SET PROBLEM: Leave the pictures out and transcribe every record exactly.
::: LISTED RECORDS
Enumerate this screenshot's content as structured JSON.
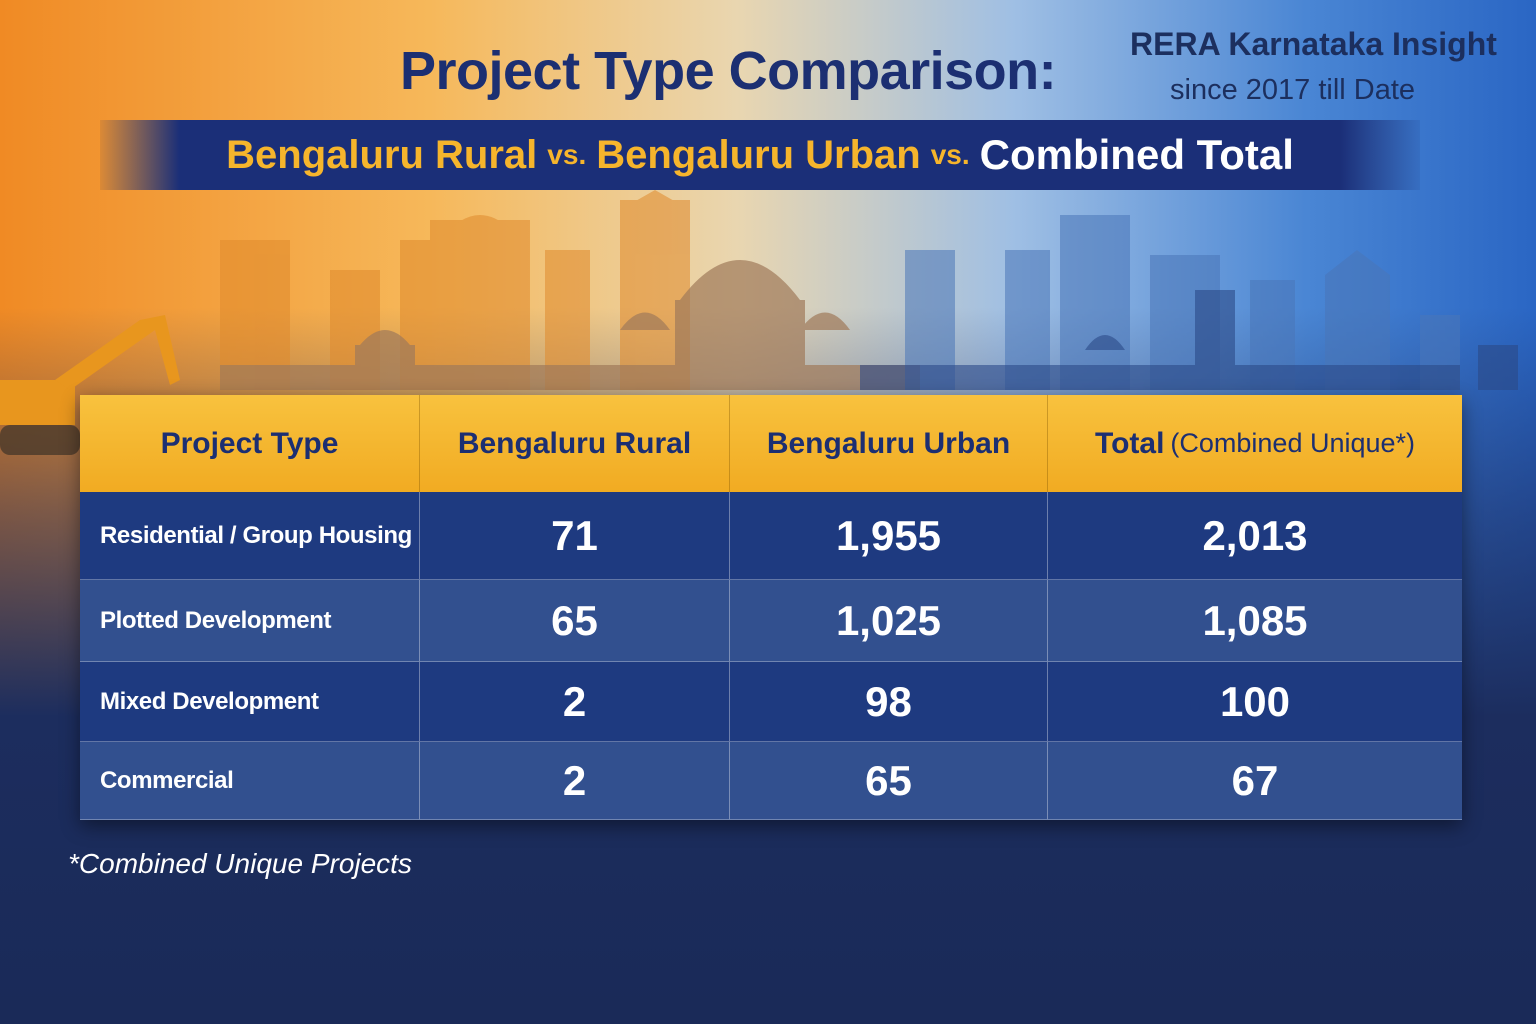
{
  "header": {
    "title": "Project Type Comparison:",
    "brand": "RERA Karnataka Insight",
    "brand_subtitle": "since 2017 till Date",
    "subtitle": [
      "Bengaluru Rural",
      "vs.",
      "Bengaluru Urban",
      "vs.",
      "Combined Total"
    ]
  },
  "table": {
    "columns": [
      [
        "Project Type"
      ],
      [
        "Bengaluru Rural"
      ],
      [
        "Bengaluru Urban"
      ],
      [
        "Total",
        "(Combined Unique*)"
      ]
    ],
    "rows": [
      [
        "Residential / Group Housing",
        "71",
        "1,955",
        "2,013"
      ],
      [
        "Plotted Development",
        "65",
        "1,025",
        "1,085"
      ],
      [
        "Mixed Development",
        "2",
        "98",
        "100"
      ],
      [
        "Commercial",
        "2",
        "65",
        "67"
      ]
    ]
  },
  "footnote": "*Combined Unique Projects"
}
::::::
WORKED ANSWER:
Enumerate this screenshot's content as structured JSON.
{
  "header": {
    "title": "Project Type Comparison:",
    "brand": "RERA Karnataka Insight",
    "brand_subtitle": "since 2017 till Date",
    "subtitle": [
      "Bengaluru Rural",
      "vs.",
      "Bengaluru Urban",
      "vs.",
      "Combined Total"
    ]
  },
  "table": {
    "columns": [
      [
        "Project Type"
      ],
      [
        "Bengaluru Rural"
      ],
      [
        "Bengaluru Urban"
      ],
      [
        "Total",
        "(Combined Unique*)"
      ]
    ],
    "rows": [
      [
        "Residential / Group Housing",
        "71",
        "1,955",
        "2,013"
      ],
      [
        "Plotted Development",
        "65",
        "1,025",
        "1,085"
      ],
      [
        "Mixed Development",
        "2",
        "98",
        "100"
      ],
      [
        "Commercial",
        "2",
        "65",
        "67"
      ]
    ]
  },
  "footnote": "*Combined Unique Projects"
}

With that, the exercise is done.